- _WORK REQUIRED_:
Transcribe every line exactly. Leave the pictures behind.
---+---
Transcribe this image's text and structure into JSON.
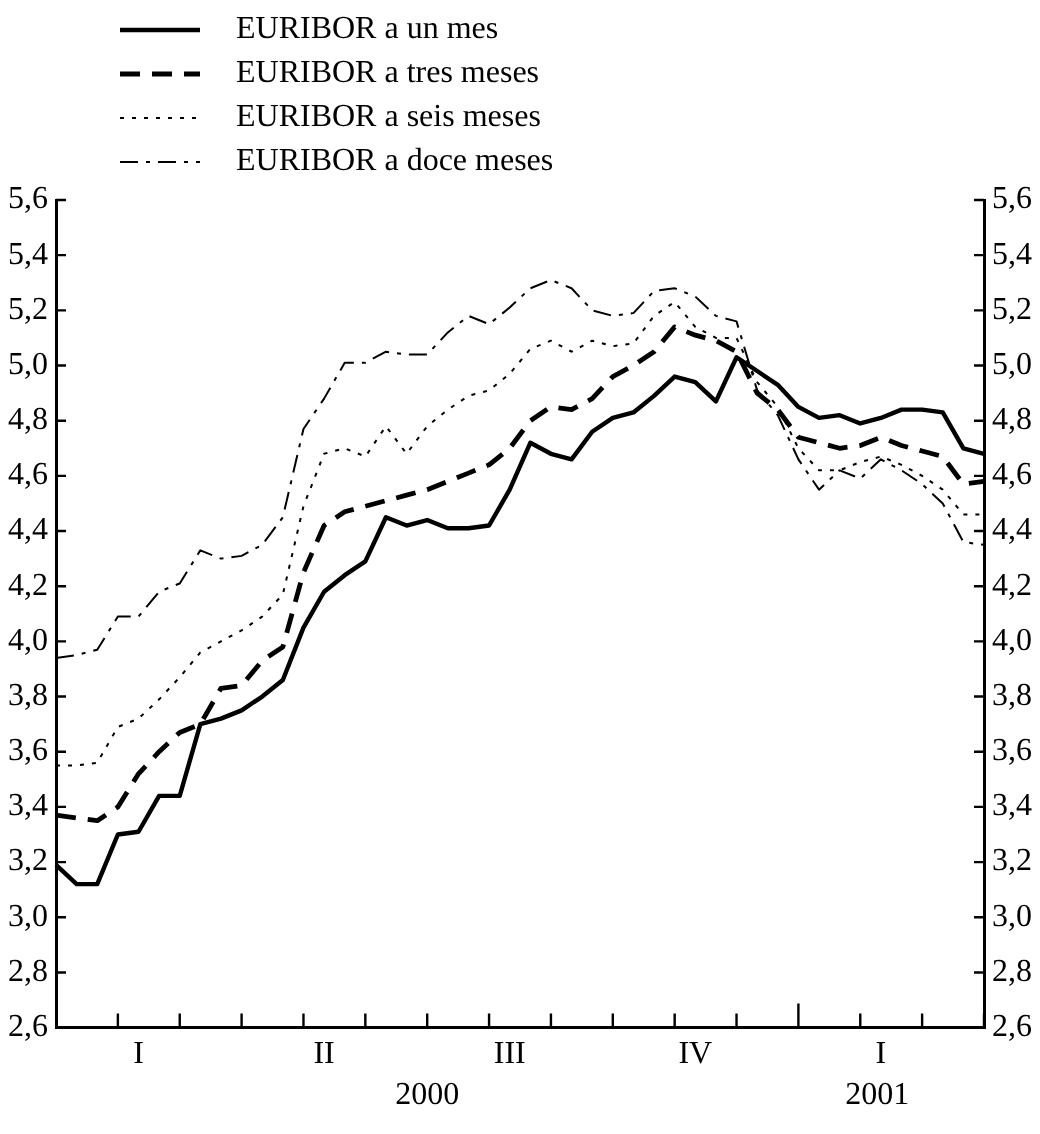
{
  "chart_data": {
    "type": "line",
    "legend": "top left",
    "grid": false,
    "marker": "none",
    "categories": [
      null,
      null,
      null,
      null,
      "I",
      null,
      null,
      null,
      null,
      null,
      null,
      null,
      null,
      "II",
      null,
      null,
      null,
      null,
      null,
      null,
      null,
      null,
      "III",
      null,
      null,
      null,
      null,
      null,
      null,
      null,
      null,
      "IV",
      null,
      null,
      null,
      null,
      null,
      null,
      null,
      null,
      "I",
      null,
      null,
      null,
      null,
      null
    ],
    "annotations": [
      "2000",
      "2001"
    ],
    "ylim": [
      2.6,
      5.6
    ],
    "yticks": [
      {
        "value": 2.6,
        "label": "2,6"
      },
      {
        "value": 2.8,
        "label": "2,8"
      },
      {
        "value": 3.0,
        "label": "3,0"
      },
      {
        "value": 3.2,
        "label": "3,2"
      },
      {
        "value": 3.4,
        "label": "3,4"
      },
      {
        "value": 3.6,
        "label": "3,6"
      },
      {
        "value": 3.8,
        "label": "3,8"
      },
      {
        "value": 4.0,
        "label": "4,0"
      },
      {
        "value": 4.2,
        "label": "4,2"
      },
      {
        "value": 4.4,
        "label": "4,4"
      },
      {
        "value": 4.6,
        "label": "4,6"
      },
      {
        "value": 4.8,
        "label": "4,8"
      },
      {
        "value": 5.0,
        "label": "5,0"
      },
      {
        "value": 5.2,
        "label": "5,2"
      },
      {
        "value": 5.4,
        "label": "5,4"
      },
      {
        "value": 5.6,
        "label": "5,6"
      }
    ],
    "y2lim": [
      2.6,
      5.6
    ],
    "y2ticks": [
      {
        "value": 2.6,
        "label": "2,6"
      },
      {
        "value": 2.8,
        "label": "2,8"
      },
      {
        "value": 3.0,
        "label": "3,0"
      },
      {
        "value": 3.2,
        "label": "3,2"
      },
      {
        "value": 3.4,
        "label": "3,4"
      },
      {
        "value": 3.6,
        "label": "3,6"
      },
      {
        "value": 3.8,
        "label": "3,8"
      },
      {
        "value": 4.0,
        "label": "4,0"
      },
      {
        "value": 4.2,
        "label": "4,2"
      },
      {
        "value": 4.4,
        "label": "4,4"
      },
      {
        "value": 4.6,
        "label": "4,6"
      },
      {
        "value": 4.8,
        "label": "4,8"
      },
      {
        "value": 5.0,
        "label": "5,0"
      },
      {
        "value": 5.2,
        "label": "5,2"
      },
      {
        "value": 5.4,
        "label": "5,4"
      },
      {
        "value": 5.6,
        "label": "5,6"
      }
    ],
    "series": [
      {
        "name": "EURIBOR a un mes",
        "color": "#000000",
        "line_style": "solid",
        "values": [
          3.19,
          3.12,
          3.12,
          3.3,
          3.31,
          3.44,
          3.44,
          3.7,
          3.72,
          3.75,
          3.8,
          3.86,
          4.05,
          4.18,
          4.24,
          4.29,
          4.45,
          4.42,
          4.44,
          4.41,
          4.41,
          4.42,
          4.55,
          4.72,
          4.68,
          4.66,
          4.76,
          4.81,
          4.83,
          4.89,
          4.96,
          4.94,
          4.87,
          5.03,
          4.98,
          4.93,
          4.85,
          4.81,
          4.82,
          4.79,
          4.81,
          4.84,
          4.84,
          4.83,
          4.7,
          4.68
        ]
      },
      {
        "name": "EURIBOR a tres meses",
        "color": "#000000",
        "line_style": "dashed",
        "values": [
          3.37,
          3.36,
          3.35,
          3.4,
          3.52,
          3.6,
          3.67,
          3.7,
          3.83,
          3.84,
          3.93,
          3.98,
          4.25,
          4.42,
          4.47,
          4.49,
          4.51,
          4.53,
          4.55,
          4.58,
          4.61,
          4.64,
          4.7,
          4.8,
          4.85,
          4.84,
          4.88,
          4.96,
          5.0,
          5.05,
          5.14,
          5.11,
          5.09,
          5.05,
          4.9,
          4.84,
          4.74,
          4.72,
          4.7,
          4.71,
          4.74,
          4.71,
          4.69,
          4.67,
          4.57,
          4.58
        ]
      },
      {
        "name": "EURIBOR a seis meses",
        "color": "#000000",
        "line_style": "dotted",
        "values": [
          3.55,
          3.55,
          3.56,
          3.69,
          3.72,
          3.79,
          3.87,
          3.96,
          4.0,
          4.04,
          4.09,
          4.17,
          4.49,
          4.68,
          4.7,
          4.67,
          4.78,
          4.68,
          4.78,
          4.84,
          4.89,
          4.91,
          4.97,
          5.06,
          5.09,
          5.05,
          5.09,
          5.07,
          5.08,
          5.18,
          5.23,
          5.14,
          5.1,
          5.1,
          4.94,
          4.85,
          4.7,
          4.62,
          4.62,
          4.65,
          4.67,
          4.64,
          4.6,
          4.55,
          4.46,
          4.46
        ]
      },
      {
        "name": "EURIBOR a doce meses",
        "color": "#000000",
        "line_style": "dashdot",
        "values": [
          3.94,
          3.95,
          3.97,
          4.09,
          4.09,
          4.18,
          4.21,
          4.33,
          4.3,
          4.31,
          4.35,
          4.45,
          4.77,
          4.88,
          5.01,
          5.01,
          5.05,
          5.04,
          5.04,
          5.12,
          5.18,
          5.15,
          5.21,
          5.28,
          5.31,
          5.28,
          5.2,
          5.18,
          5.19,
          5.27,
          5.28,
          5.25,
          5.18,
          5.16,
          4.91,
          4.82,
          4.66,
          4.55,
          4.62,
          4.59,
          4.66,
          4.62,
          4.57,
          4.5,
          4.36,
          4.35
        ]
      }
    ]
  }
}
---+---
- _TASK SOLUTION_:
Transcribe this image's text and structure into JSON.
{
  "chart_data": {
    "type": "line",
    "legend": "top left",
    "grid": false,
    "marker": "none",
    "categories": [
      null,
      null,
      null,
      null,
      "I",
      null,
      null,
      null,
      null,
      null,
      null,
      null,
      null,
      "II",
      null,
      null,
      null,
      null,
      null,
      null,
      null,
      null,
      "III",
      null,
      null,
      null,
      null,
      null,
      null,
      null,
      null,
      "IV",
      null,
      null,
      null,
      null,
      null,
      null,
      null,
      null,
      "I",
      null,
      null,
      null,
      null,
      null
    ],
    "annotations": [
      "2000",
      "2001"
    ],
    "ylim": [
      2.6,
      5.6
    ],
    "yticks": [
      {
        "value": 2.6,
        "label": "2,6"
      },
      {
        "value": 2.8,
        "label": "2,8"
      },
      {
        "value": 3.0,
        "label": "3,0"
      },
      {
        "value": 3.2,
        "label": "3,2"
      },
      {
        "value": 3.4,
        "label": "3,4"
      },
      {
        "value": 3.6,
        "label": "3,6"
      },
      {
        "value": 3.8,
        "label": "3,8"
      },
      {
        "value": 4.0,
        "label": "4,0"
      },
      {
        "value": 4.2,
        "label": "4,2"
      },
      {
        "value": 4.4,
        "label": "4,4"
      },
      {
        "value": 4.6,
        "label": "4,6"
      },
      {
        "value": 4.8,
        "label": "4,8"
      },
      {
        "value": 5.0,
        "label": "5,0"
      },
      {
        "value": 5.2,
        "label": "5,2"
      },
      {
        "value": 5.4,
        "label": "5,4"
      },
      {
        "value": 5.6,
        "label": "5,6"
      }
    ],
    "y2lim": [
      2.6,
      5.6
    ],
    "y2ticks": [
      {
        "value": 2.6,
        "label": "2,6"
      },
      {
        "value": 2.8,
        "label": "2,8"
      },
      {
        "value": 3.0,
        "label": "3,0"
      },
      {
        "value": 3.2,
        "label": "3,2"
      },
      {
        "value": 3.4,
        "label": "3,4"
      },
      {
        "value": 3.6,
        "label": "3,6"
      },
      {
        "value": 3.8,
        "label": "3,8"
      },
      {
        "value": 4.0,
        "label": "4,0"
      },
      {
        "value": 4.2,
        "label": "4,2"
      },
      {
        "value": 4.4,
        "label": "4,4"
      },
      {
        "value": 4.6,
        "label": "4,6"
      },
      {
        "value": 4.8,
        "label": "4,8"
      },
      {
        "value": 5.0,
        "label": "5,0"
      },
      {
        "value": 5.2,
        "label": "5,2"
      },
      {
        "value": 5.4,
        "label": "5,4"
      },
      {
        "value": 5.6,
        "label": "5,6"
      }
    ],
    "series": [
      {
        "name": "EURIBOR a un mes",
        "color": "#000000",
        "line_style": "solid",
        "values": [
          3.19,
          3.12,
          3.12,
          3.3,
          3.31,
          3.44,
          3.44,
          3.7,
          3.72,
          3.75,
          3.8,
          3.86,
          4.05,
          4.18,
          4.24,
          4.29,
          4.45,
          4.42,
          4.44,
          4.41,
          4.41,
          4.42,
          4.55,
          4.72,
          4.68,
          4.66,
          4.76,
          4.81,
          4.83,
          4.89,
          4.96,
          4.94,
          4.87,
          5.03,
          4.98,
          4.93,
          4.85,
          4.81,
          4.82,
          4.79,
          4.81,
          4.84,
          4.84,
          4.83,
          4.7,
          4.68
        ]
      },
      {
        "name": "EURIBOR a tres meses",
        "color": "#000000",
        "line_style": "dashed",
        "values": [
          3.37,
          3.36,
          3.35,
          3.4,
          3.52,
          3.6,
          3.67,
          3.7,
          3.83,
          3.84,
          3.93,
          3.98,
          4.25,
          4.42,
          4.47,
          4.49,
          4.51,
          4.53,
          4.55,
          4.58,
          4.61,
          4.64,
          4.7,
          4.8,
          4.85,
          4.84,
          4.88,
          4.96,
          5.0,
          5.05,
          5.14,
          5.11,
          5.09,
          5.05,
          4.9,
          4.84,
          4.74,
          4.72,
          4.7,
          4.71,
          4.74,
          4.71,
          4.69,
          4.67,
          4.57,
          4.58
        ]
      },
      {
        "name": "EURIBOR a seis meses",
        "color": "#000000",
        "line_style": "dotted",
        "values": [
          3.55,
          3.55,
          3.56,
          3.69,
          3.72,
          3.79,
          3.87,
          3.96,
          4.0,
          4.04,
          4.09,
          4.17,
          4.49,
          4.68,
          4.7,
          4.67,
          4.78,
          4.68,
          4.78,
          4.84,
          4.89,
          4.91,
          4.97,
          5.06,
          5.09,
          5.05,
          5.09,
          5.07,
          5.08,
          5.18,
          5.23,
          5.14,
          5.1,
          5.1,
          4.94,
          4.85,
          4.7,
          4.62,
          4.62,
          4.65,
          4.67,
          4.64,
          4.6,
          4.55,
          4.46,
          4.46
        ]
      },
      {
        "name": "EURIBOR a doce meses",
        "color": "#000000",
        "line_style": "dashdot",
        "values": [
          3.94,
          3.95,
          3.97,
          4.09,
          4.09,
          4.18,
          4.21,
          4.33,
          4.3,
          4.31,
          4.35,
          4.45,
          4.77,
          4.88,
          5.01,
          5.01,
          5.05,
          5.04,
          5.04,
          5.12,
          5.18,
          5.15,
          5.21,
          5.28,
          5.31,
          5.28,
          5.2,
          5.18,
          5.19,
          5.27,
          5.28,
          5.25,
          5.18,
          5.16,
          4.91,
          4.82,
          4.66,
          4.55,
          4.62,
          4.59,
          4.66,
          4.62,
          4.57,
          4.5,
          4.36,
          4.35
        ]
      }
    ]
  }
}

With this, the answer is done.